_EXERCISE AIM_. Each entry below is to be extracted exactly.

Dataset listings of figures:
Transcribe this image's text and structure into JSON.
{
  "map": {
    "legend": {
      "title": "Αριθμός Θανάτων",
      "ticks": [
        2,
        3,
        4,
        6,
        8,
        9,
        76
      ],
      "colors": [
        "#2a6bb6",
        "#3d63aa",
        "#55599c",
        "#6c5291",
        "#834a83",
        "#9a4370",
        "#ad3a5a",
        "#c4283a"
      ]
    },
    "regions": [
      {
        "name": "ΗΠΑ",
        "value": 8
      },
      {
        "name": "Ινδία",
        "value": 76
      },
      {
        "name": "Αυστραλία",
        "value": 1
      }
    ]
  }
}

_THE OUTPUT_.
Transcribe this image's text and structure into JSON.
{
  "map": {
    "legend": {
      "title": "Αριθμός Θανάτων",
      "ticks": [
        2,
        3,
        4,
        6,
        8,
        9,
        76
      ],
      "colors": [
        "#2a6bb6",
        "#3d63aa",
        "#55599c",
        "#6c5291",
        "#834a83",
        "#9a4370",
        "#ad3a5a",
        "#c4283a"
      ]
    },
    "regions": [
      {
        "name": "ΗΠΑ",
        "value": 8
      },
      {
        "name": "Ινδία",
        "value": 76
      },
      {
        "name": "Αυστραλία",
        "value": 1
      }
    ]
  }
}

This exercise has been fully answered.